* THE EXERCISE:
Gather, from the data below, each line in which the word "Drivers" occurs.

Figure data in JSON

- - - - - - -

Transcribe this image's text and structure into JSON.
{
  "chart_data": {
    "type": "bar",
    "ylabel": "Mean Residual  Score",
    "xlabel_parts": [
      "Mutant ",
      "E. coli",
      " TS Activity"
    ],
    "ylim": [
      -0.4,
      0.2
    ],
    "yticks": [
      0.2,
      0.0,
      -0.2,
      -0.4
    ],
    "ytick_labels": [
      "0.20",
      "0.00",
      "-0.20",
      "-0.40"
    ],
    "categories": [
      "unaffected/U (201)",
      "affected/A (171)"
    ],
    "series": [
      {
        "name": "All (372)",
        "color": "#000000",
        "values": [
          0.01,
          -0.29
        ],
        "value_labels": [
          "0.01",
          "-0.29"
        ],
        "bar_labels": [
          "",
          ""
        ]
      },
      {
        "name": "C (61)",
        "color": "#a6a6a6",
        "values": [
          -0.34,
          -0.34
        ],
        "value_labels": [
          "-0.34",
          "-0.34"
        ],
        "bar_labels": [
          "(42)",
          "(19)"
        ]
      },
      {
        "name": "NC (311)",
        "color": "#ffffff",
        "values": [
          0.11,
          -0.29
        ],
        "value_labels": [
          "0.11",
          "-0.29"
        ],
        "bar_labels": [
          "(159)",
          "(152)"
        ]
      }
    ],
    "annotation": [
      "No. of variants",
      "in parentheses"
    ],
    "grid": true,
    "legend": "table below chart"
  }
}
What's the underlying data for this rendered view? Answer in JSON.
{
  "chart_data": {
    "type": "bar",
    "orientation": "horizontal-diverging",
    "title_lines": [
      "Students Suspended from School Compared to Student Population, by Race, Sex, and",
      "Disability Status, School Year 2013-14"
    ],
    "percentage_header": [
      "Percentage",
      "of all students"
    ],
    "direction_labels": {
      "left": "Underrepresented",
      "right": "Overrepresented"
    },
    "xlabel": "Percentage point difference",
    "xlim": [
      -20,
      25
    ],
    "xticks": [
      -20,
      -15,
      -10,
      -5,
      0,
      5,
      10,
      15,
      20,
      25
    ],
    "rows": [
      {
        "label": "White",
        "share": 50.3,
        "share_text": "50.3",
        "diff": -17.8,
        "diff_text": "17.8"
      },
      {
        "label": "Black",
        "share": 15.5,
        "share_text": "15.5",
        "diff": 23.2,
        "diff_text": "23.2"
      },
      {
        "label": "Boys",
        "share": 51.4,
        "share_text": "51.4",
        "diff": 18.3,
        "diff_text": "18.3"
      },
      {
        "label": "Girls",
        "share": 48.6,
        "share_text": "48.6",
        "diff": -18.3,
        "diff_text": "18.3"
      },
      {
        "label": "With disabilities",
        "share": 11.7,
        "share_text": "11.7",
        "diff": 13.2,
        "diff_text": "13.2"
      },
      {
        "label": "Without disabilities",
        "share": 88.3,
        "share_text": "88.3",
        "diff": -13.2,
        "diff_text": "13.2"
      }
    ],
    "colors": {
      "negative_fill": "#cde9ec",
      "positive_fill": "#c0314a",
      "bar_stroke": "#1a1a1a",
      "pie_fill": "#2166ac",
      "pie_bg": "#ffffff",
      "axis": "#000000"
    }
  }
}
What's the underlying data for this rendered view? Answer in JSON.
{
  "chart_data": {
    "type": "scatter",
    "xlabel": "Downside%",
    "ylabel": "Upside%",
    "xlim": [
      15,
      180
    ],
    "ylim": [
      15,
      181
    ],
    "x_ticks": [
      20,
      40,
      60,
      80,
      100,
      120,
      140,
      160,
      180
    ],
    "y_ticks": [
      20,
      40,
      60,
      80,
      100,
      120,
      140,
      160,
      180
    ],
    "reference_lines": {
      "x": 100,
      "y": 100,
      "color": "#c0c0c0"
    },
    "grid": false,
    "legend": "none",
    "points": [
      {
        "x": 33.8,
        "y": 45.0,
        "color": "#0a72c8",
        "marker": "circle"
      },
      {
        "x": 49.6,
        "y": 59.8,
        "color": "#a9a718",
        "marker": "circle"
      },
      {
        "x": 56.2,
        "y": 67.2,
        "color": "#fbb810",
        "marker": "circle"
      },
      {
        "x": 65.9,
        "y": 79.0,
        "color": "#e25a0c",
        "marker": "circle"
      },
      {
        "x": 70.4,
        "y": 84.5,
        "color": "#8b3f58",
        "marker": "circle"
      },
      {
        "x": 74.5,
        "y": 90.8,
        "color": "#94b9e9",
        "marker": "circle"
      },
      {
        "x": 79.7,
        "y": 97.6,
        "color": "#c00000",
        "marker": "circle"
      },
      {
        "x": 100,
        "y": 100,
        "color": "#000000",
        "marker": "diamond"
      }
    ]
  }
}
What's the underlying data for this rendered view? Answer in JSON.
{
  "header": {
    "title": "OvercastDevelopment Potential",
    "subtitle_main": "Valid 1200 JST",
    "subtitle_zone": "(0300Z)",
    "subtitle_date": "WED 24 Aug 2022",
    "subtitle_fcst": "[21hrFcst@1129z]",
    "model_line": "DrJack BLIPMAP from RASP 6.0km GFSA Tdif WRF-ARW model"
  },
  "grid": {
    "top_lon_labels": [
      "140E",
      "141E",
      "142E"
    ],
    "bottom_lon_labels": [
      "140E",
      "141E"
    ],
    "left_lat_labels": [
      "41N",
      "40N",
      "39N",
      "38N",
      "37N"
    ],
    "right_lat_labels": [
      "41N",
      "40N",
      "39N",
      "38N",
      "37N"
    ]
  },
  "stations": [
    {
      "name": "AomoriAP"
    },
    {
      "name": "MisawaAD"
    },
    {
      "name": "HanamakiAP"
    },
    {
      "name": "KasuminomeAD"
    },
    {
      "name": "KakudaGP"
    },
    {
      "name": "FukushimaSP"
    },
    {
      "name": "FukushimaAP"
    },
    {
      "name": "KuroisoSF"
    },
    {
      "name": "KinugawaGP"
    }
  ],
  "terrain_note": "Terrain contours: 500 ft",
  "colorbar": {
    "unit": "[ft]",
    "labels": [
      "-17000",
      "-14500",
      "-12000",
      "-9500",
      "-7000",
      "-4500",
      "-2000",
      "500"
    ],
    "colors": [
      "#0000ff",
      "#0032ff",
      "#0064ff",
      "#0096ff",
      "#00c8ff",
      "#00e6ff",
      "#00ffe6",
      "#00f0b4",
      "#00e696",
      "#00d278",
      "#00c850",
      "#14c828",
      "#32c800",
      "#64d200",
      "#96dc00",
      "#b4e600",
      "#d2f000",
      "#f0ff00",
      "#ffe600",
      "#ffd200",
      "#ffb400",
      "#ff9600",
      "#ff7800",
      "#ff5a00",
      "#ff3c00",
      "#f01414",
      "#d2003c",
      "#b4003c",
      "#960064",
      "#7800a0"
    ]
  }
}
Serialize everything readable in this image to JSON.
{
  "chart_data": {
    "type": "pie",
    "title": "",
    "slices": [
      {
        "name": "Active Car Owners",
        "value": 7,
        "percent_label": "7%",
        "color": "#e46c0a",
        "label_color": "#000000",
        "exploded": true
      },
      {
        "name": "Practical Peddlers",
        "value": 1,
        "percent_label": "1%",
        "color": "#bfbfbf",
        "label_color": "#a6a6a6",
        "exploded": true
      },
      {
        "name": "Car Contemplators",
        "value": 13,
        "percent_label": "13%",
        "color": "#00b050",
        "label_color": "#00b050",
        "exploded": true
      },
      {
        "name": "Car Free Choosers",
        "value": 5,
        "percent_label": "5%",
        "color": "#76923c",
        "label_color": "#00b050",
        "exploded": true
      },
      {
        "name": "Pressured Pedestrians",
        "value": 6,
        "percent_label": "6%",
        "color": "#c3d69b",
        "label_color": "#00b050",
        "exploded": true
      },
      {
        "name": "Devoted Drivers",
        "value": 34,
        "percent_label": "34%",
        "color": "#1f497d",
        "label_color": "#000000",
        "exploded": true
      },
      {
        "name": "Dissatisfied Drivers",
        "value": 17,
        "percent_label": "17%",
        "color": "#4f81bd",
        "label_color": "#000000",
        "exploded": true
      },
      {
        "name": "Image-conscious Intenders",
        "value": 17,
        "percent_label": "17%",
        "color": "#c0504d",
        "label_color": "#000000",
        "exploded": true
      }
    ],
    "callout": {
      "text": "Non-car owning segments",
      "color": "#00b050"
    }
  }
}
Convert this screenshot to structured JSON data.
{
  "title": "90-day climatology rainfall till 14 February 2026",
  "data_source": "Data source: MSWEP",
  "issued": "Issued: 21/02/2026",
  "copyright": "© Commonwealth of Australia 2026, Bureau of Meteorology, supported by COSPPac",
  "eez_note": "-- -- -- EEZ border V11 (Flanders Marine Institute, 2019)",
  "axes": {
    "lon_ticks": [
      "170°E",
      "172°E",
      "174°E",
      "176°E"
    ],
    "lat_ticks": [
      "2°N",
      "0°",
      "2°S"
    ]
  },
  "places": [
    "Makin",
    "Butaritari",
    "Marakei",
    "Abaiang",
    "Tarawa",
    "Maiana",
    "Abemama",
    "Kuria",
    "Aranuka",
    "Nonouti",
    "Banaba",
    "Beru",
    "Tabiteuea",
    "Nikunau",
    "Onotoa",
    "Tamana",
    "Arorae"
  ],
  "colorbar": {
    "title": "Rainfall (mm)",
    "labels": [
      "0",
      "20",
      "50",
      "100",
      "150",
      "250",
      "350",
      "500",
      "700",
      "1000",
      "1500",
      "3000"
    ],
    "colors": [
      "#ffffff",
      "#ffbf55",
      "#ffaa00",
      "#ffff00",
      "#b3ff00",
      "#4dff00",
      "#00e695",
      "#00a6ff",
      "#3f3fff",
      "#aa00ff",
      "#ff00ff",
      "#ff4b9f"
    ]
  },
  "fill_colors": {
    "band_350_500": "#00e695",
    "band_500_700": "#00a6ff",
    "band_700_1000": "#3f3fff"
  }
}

- - - - - - -

* FULL SOLUTION:
        "name": "Devoted Drivers",
        "name": "Dissatisfied Drivers",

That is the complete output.